***** Material to process *****
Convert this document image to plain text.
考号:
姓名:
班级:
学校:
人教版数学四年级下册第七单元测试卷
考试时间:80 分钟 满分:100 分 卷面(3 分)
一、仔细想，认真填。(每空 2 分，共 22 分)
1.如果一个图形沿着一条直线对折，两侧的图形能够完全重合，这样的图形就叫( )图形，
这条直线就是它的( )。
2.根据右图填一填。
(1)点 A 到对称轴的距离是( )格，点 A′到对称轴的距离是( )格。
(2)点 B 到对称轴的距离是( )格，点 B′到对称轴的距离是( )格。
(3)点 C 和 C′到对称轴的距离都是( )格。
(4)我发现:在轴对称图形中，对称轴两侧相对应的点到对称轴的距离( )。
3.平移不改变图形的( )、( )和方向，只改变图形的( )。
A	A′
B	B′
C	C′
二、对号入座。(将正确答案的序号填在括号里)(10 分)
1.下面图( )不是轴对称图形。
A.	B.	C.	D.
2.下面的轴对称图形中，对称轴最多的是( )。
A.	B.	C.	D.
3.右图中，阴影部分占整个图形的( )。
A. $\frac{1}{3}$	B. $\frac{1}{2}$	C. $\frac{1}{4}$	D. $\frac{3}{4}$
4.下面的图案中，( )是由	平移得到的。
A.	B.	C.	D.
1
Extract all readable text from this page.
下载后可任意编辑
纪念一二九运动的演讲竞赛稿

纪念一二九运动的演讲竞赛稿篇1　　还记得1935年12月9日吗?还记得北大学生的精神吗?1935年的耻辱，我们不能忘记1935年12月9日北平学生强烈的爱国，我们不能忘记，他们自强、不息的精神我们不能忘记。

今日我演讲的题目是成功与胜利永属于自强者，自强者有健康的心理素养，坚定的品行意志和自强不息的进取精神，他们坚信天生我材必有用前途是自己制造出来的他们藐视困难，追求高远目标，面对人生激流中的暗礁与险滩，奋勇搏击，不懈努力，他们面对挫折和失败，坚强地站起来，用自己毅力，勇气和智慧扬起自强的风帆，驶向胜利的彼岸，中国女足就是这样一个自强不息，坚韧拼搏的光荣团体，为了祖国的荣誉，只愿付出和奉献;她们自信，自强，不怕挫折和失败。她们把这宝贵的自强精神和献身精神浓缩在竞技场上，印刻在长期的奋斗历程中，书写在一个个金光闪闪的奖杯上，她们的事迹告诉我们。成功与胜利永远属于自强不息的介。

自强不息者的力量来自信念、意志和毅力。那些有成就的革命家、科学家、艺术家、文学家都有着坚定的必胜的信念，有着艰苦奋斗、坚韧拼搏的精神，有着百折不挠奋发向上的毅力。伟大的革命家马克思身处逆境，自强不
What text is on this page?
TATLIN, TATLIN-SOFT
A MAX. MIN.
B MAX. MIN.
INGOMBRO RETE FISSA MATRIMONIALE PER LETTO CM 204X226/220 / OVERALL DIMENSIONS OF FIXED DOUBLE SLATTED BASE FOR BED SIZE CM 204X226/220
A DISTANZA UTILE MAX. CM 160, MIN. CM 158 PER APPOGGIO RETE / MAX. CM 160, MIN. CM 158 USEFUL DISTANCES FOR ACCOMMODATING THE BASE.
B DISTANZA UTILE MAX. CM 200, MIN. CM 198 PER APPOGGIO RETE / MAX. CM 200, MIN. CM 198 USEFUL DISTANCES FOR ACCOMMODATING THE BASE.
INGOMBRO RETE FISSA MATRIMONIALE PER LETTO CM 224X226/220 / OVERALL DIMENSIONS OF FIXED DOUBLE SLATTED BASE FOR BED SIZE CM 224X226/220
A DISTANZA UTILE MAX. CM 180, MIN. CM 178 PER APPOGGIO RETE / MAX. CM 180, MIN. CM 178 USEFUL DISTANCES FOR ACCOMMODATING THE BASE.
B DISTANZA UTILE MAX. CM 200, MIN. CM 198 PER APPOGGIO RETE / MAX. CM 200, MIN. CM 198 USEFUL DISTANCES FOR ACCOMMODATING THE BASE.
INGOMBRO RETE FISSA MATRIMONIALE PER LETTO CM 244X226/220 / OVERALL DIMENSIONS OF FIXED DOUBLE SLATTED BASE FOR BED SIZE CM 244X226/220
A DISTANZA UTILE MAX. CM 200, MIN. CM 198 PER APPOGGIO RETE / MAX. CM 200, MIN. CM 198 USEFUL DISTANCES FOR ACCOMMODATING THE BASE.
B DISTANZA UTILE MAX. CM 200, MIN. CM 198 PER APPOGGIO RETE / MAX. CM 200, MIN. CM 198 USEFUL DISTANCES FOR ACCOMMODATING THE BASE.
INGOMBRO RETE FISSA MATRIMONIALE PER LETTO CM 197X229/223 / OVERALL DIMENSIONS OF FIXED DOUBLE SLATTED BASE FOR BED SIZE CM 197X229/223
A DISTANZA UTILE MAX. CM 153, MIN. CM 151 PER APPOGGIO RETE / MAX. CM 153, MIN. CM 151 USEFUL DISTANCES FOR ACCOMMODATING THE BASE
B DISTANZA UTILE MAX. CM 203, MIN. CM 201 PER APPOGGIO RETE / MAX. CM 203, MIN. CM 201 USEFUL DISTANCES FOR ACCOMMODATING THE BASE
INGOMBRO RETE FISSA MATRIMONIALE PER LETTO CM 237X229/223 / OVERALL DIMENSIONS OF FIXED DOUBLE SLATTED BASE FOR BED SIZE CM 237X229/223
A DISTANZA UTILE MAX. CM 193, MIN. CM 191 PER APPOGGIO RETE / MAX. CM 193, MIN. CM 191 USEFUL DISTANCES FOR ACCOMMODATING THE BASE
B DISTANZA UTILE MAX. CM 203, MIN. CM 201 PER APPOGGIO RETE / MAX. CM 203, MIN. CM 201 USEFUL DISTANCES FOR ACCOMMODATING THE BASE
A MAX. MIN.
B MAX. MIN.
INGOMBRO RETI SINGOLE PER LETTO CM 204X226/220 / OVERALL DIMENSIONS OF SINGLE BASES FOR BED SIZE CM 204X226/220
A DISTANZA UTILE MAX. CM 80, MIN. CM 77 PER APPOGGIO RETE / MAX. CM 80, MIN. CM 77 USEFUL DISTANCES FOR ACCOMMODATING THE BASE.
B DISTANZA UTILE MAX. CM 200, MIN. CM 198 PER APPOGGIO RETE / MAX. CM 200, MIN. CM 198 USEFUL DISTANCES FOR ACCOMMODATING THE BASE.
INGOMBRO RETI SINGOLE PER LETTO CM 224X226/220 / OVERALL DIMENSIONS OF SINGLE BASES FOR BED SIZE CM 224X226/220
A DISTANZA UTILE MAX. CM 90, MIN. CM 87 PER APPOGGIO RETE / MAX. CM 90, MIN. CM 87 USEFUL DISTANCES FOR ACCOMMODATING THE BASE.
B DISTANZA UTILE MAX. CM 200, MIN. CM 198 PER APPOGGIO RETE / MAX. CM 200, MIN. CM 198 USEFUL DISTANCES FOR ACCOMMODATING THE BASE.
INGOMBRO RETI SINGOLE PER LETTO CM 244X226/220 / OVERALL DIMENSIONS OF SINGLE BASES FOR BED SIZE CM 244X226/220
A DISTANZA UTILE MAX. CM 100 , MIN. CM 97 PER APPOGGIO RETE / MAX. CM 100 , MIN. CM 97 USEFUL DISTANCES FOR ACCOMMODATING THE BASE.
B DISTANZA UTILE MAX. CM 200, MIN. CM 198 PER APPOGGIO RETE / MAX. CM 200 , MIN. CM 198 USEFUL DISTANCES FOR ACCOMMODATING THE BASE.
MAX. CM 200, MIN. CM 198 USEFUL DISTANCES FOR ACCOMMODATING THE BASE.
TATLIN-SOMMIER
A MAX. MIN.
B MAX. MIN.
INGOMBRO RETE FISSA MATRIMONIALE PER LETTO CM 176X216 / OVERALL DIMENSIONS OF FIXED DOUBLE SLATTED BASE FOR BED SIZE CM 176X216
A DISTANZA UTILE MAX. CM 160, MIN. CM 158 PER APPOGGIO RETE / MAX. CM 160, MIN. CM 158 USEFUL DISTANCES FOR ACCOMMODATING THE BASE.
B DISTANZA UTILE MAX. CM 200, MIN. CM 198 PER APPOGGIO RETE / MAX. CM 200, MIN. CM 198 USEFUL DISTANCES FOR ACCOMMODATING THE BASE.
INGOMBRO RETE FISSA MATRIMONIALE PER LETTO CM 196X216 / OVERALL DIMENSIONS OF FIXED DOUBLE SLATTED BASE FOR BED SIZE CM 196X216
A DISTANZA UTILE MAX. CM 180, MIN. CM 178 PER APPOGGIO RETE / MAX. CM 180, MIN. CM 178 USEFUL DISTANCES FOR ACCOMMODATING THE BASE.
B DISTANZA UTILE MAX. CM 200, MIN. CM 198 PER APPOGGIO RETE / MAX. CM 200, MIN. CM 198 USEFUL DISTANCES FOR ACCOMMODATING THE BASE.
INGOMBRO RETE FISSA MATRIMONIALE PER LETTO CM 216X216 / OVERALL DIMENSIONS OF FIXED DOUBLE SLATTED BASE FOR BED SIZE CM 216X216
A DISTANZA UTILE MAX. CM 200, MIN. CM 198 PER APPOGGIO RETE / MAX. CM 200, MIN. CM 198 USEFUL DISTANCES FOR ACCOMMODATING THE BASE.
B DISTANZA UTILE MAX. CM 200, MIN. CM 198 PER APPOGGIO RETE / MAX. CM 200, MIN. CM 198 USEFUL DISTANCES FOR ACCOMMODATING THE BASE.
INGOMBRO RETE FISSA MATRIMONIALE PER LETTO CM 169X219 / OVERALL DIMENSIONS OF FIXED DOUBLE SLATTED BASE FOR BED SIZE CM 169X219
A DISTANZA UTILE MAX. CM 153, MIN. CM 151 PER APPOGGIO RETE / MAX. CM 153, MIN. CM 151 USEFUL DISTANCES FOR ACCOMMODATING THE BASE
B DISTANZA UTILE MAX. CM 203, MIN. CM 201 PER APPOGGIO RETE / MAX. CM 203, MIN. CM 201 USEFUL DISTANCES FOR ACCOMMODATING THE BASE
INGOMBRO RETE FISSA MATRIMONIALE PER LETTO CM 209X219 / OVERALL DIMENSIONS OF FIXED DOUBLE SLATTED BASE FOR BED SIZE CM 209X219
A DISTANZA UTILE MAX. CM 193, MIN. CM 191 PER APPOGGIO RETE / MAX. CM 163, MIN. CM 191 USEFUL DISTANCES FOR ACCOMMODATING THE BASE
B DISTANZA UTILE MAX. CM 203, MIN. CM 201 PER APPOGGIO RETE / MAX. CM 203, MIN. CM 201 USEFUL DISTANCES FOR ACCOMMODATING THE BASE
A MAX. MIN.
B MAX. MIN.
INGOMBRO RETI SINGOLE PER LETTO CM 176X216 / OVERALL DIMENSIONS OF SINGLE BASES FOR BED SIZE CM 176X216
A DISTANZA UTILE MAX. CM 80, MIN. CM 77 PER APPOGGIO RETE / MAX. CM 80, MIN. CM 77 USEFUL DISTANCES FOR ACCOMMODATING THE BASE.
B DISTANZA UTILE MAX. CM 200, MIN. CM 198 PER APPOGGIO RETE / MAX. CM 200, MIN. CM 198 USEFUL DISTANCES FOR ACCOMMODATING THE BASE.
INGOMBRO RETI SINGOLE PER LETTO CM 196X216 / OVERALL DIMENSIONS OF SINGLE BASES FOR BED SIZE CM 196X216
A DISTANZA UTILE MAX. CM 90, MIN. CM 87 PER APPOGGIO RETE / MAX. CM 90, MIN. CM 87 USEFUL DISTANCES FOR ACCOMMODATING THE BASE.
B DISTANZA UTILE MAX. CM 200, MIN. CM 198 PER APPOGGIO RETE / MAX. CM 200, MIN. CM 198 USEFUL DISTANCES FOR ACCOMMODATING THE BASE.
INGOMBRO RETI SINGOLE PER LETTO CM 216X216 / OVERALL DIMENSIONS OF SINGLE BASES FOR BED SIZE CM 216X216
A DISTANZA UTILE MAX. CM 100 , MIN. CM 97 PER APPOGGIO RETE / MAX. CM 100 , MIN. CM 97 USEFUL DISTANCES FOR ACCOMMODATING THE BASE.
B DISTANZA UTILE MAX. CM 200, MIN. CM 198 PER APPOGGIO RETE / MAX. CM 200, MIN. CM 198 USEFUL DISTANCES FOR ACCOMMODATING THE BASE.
*****
**Given exercise**
Only the number is wanted: how many lines in the data include the string "page"?

**Complete response**
2